What you need to do =
#1 Answer these questions using the profile of Wilding's street sketching.
(a) What does Wilding work as by day?
(b) What does she hope to pair her sketches with in a book?
(c) Which side of the street do they sketch from in summer?
#2 Continue the profile of Wilding's street sketching from its last sentence.

Extract =
++++++++

By day, Wilding works as a medical librarian, a role that contributes to her street documentation project. She dropped graphic design courses early, recognizing that professional art wasn’t her
path.

“I don’t think I was a person to be a professional artist; in fact, I think that would kill it for me,” she says. “I’m a librarian and researcher; this is the other part of my life.”

Her systematic approach to Brunswick Street channels the same impulses that drive her library work: structure, history, and comprehensive documentation. She dreams of eventually creating a
book that pairs her sketches with 150-year-old Trove advertisements and archival photos, weaving her personal observation with Melbourne’s documented past.

Her approach has evolved into something more dynamic as time has gone on. “Now I sort of do bits and pieces,” she explains, saying she usually starts one section, then the next week they
might head further up the street for variety before circling back to finish.

Sunlight and other elements help decide their position, shady side in summer, sunny side in winter.

Helen is always out there, no matter the weather. When the heat scorches or the cold bites, they find refuge indoors, where the architecture fuels their sketchbook.

++++++++

Given data =

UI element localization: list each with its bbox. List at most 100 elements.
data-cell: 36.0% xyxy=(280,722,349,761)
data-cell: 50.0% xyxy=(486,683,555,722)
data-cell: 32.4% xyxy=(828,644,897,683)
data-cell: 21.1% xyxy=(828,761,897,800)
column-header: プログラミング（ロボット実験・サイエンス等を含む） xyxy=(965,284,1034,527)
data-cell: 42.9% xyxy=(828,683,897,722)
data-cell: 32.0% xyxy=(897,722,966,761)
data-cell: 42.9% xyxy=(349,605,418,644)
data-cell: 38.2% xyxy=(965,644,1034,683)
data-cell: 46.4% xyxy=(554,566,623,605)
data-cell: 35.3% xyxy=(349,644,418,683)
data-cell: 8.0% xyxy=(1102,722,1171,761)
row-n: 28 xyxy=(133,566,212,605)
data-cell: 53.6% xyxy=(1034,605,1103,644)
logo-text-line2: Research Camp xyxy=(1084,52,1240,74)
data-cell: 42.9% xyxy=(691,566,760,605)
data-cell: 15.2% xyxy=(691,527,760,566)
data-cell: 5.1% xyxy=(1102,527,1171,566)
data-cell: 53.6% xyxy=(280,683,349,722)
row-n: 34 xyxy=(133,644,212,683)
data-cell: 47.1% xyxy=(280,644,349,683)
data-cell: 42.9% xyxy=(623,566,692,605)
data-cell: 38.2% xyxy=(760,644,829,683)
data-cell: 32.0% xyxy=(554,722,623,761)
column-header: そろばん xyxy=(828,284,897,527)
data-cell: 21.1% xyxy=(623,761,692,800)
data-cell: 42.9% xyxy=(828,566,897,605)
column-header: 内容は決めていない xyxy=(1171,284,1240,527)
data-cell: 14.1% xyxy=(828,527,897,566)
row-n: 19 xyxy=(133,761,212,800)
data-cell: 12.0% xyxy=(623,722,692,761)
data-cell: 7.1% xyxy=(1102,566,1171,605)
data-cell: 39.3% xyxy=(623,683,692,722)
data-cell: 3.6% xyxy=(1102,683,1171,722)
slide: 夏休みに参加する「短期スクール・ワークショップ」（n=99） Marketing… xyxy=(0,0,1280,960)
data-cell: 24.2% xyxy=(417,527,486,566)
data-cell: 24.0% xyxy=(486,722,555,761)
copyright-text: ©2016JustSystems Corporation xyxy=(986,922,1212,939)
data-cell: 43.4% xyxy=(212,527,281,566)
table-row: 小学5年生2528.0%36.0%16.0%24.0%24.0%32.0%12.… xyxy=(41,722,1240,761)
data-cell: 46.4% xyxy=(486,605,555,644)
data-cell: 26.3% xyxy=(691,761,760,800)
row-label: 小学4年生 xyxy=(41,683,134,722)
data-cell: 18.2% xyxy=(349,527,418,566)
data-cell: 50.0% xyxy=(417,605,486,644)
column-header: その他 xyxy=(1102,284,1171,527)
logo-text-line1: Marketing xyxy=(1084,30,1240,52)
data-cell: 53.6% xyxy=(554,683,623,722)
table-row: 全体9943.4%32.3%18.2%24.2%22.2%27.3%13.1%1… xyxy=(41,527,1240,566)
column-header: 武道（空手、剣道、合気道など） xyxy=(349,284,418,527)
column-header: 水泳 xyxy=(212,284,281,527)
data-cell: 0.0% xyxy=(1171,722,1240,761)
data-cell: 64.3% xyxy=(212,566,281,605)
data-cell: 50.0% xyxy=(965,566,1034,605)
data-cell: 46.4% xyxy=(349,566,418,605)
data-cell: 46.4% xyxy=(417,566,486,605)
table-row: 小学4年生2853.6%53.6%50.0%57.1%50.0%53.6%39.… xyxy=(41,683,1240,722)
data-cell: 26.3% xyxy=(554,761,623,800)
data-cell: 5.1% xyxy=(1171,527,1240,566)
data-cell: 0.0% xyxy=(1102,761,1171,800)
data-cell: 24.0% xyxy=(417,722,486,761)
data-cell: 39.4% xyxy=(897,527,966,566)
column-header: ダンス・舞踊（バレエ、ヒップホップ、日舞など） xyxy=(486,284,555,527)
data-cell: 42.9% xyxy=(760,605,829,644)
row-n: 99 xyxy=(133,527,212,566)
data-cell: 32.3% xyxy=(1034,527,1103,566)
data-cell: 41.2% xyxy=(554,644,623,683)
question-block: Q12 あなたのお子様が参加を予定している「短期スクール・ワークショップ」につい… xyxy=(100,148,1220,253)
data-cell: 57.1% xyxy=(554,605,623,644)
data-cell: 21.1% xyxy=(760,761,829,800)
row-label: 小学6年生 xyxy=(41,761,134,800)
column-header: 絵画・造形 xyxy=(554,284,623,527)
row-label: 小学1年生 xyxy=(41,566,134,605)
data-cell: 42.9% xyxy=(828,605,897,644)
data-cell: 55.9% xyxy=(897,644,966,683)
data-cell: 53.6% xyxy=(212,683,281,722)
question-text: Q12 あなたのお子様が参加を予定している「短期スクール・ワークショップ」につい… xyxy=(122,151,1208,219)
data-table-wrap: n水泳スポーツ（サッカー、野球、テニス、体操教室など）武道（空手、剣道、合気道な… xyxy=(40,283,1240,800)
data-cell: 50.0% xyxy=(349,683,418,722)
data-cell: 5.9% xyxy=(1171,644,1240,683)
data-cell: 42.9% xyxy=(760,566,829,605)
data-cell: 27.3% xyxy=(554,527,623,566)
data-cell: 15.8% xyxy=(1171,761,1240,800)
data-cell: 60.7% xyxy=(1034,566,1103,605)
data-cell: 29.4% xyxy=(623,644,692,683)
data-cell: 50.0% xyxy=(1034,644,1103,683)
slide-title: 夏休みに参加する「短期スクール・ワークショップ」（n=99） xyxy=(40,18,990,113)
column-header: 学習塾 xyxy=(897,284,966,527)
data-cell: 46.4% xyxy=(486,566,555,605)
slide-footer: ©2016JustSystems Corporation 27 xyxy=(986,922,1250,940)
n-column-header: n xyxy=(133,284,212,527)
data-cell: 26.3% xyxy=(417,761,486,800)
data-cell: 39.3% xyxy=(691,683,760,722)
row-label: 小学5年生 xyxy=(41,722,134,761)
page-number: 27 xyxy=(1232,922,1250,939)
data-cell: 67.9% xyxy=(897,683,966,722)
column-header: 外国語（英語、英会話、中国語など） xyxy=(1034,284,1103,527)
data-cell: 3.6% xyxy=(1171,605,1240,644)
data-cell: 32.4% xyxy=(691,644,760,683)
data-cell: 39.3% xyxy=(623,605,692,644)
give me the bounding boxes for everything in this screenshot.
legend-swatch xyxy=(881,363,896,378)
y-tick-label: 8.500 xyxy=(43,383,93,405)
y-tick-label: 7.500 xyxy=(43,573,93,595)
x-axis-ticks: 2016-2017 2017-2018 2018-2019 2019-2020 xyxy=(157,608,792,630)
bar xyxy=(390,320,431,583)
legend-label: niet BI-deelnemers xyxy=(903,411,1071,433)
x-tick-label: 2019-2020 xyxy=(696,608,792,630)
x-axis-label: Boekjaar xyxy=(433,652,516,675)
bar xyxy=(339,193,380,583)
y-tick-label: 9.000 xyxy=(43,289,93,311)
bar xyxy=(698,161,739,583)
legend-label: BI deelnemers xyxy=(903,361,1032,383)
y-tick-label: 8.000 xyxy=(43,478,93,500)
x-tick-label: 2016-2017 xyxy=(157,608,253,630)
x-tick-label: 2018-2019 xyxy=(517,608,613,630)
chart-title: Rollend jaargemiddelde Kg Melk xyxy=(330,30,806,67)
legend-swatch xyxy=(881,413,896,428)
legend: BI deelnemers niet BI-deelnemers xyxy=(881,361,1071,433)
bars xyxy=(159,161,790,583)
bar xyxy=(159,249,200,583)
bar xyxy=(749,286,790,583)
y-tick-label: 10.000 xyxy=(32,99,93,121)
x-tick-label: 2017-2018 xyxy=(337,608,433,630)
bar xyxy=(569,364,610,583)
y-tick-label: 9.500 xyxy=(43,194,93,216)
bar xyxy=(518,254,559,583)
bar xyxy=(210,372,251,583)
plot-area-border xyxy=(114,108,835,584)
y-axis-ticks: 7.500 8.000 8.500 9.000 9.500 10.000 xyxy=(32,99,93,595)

++++++++

Answers per task =
#1
(a) A medical librarian.
(b) 150-year-old Trove advertisements and archival photos.
(c) The shady side.

#2
Wilding has ridden the No.11 tram along Brunswick Street for 40 years and worked in Fitzroy for 20, but those early decades passed in a commuter blur. “Before it was more ‘this is the way to
get to work and to go into town,’” she recalls.

“I wasn’t really looking at what was outside the window.”

Travel rewired her vision. Hours spent sketching in overseas cafes while her patient husband read beside her, drawing sessions from Airbnb balconies, taught her to slow down and truly see
her surroundings.

“When I was travelling overseas, I was really looking at things and drawing,” she says, “then I came home and thought, well, actually this is pretty interesting. I had just never really looked at
it.”

Now Melbourne’s unique charm shines through her work. This city offers kilometre after kilometre of walkable Victorian architecture, cafes spilling directly onto pavements.

“It’s particularly Melbourne,” Wilding says.

Her ancestors walked these same streets in the late 1800s, past many of the same facades that she now documents. “I do feel there is a slight personal connection,” she admits.

Wilding’s vibrant home doubles as a studio and a gallery. Walls covered with finished pieces create a growing mosaic that tracks her progress through the street.

A lifelong sketcher, Wilding said she has always dreamed of one day drawing the entire street.

“I never thought I actually would,” she marvels at her longevity. “I wouldn’t have thought I would still be doing it.”

Seven years into this passion project, Wilding remains hooked. “It’s something that I still love,” she says.

“What I’m really surprised is that seven years in, I’m still not bored. I’m still finding the places interesting. I’m still finding new stuff all the time.”

The open-ended effort has no deadline. “It could take much longer,” she adds. “I’m in no rush.